[DATA PROVIDED]:
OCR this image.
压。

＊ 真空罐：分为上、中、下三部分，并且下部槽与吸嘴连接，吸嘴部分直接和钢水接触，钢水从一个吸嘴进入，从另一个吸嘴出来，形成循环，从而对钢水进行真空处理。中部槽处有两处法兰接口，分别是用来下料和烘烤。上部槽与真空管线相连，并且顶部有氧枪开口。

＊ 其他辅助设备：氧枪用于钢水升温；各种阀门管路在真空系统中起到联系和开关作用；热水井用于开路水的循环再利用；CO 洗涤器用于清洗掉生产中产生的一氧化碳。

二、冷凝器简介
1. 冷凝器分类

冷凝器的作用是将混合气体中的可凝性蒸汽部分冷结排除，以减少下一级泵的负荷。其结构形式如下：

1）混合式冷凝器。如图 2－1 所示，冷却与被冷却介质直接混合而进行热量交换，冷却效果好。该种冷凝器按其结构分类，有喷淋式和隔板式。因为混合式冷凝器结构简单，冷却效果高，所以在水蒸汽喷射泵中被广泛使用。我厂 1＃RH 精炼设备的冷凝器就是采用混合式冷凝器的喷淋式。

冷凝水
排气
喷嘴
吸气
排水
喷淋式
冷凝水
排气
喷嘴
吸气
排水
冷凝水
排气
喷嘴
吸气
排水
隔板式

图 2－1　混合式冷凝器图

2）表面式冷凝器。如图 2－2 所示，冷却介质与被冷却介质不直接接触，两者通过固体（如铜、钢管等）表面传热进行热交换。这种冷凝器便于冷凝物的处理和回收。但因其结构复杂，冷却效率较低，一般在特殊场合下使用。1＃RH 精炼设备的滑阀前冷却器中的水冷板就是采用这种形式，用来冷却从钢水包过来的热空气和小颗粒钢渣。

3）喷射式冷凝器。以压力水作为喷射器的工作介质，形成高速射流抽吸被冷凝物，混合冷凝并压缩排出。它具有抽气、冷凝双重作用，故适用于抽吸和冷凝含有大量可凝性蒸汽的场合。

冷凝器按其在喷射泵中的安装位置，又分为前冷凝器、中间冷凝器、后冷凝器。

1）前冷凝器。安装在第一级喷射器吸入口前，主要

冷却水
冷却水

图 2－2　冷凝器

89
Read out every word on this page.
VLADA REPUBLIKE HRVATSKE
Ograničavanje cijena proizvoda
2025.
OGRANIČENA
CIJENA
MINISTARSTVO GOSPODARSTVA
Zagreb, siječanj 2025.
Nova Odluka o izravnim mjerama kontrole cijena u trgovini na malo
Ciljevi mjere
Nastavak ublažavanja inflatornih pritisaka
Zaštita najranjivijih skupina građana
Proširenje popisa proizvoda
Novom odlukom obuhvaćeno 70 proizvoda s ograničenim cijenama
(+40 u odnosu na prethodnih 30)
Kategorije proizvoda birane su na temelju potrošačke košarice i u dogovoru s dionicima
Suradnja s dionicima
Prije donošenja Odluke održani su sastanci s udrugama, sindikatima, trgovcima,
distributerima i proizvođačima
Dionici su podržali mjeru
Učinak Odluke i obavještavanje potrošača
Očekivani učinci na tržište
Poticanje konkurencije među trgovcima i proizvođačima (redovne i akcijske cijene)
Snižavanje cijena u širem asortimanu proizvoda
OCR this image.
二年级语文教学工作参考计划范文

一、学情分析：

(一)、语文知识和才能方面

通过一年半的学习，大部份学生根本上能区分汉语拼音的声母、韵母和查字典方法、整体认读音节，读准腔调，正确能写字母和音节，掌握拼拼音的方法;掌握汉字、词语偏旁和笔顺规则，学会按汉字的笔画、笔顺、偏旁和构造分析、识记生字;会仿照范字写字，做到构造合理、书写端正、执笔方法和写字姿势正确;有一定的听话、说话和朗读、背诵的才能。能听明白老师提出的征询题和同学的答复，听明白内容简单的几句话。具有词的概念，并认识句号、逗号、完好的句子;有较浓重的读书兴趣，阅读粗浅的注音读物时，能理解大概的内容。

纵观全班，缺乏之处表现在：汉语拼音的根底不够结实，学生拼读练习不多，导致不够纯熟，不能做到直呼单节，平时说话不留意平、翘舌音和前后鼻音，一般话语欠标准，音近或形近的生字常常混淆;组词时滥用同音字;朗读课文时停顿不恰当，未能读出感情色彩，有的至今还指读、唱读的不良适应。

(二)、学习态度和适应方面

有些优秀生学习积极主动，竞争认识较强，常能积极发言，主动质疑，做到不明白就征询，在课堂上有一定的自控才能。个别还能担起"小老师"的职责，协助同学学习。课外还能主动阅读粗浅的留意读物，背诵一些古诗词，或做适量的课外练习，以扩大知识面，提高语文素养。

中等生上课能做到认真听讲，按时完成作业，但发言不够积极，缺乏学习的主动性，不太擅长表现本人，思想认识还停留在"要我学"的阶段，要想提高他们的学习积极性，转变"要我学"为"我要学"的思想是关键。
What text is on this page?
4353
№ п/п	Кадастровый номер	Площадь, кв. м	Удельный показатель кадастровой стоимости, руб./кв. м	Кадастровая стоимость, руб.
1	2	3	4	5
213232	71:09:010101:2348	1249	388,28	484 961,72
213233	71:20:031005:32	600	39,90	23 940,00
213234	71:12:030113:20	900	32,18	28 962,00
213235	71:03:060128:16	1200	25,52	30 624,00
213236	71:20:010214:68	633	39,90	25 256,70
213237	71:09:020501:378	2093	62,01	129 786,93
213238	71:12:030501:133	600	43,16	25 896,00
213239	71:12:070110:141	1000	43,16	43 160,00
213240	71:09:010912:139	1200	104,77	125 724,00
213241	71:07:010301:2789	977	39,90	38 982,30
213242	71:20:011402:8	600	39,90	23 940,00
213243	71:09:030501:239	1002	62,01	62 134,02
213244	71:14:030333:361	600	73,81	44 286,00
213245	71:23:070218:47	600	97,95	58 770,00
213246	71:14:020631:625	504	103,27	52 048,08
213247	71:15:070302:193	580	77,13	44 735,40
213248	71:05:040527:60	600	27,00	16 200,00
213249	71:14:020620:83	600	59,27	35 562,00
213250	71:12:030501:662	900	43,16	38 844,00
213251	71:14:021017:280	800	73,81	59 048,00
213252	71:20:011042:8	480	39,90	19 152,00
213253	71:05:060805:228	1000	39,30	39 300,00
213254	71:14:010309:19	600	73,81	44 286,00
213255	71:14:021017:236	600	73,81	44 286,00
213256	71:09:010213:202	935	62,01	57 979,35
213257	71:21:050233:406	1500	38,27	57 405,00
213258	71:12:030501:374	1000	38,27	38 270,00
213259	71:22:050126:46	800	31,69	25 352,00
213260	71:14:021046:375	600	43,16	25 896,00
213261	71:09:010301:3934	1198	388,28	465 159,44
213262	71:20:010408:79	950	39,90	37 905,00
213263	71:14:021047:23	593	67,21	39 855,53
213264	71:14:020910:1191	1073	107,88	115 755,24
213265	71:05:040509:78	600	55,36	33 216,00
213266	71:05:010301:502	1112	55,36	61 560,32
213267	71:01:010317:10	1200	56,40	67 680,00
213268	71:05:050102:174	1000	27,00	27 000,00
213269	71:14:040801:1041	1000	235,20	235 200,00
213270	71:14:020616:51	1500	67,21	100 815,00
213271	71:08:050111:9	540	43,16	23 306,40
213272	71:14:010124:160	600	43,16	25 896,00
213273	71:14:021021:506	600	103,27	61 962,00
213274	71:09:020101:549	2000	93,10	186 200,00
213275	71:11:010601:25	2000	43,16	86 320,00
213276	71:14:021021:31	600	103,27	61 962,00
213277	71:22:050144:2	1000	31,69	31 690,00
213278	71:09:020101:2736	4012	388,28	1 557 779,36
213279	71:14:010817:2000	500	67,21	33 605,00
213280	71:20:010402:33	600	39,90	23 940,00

[TO BE DONE]:
Gather and return every line that holds the string "proizvođačima".

[TASK ANSWER]:
distributerima i proizvođačima
Poticanje konkurencije među trgovcima i proizvođačima (redovne i akcijske cijene)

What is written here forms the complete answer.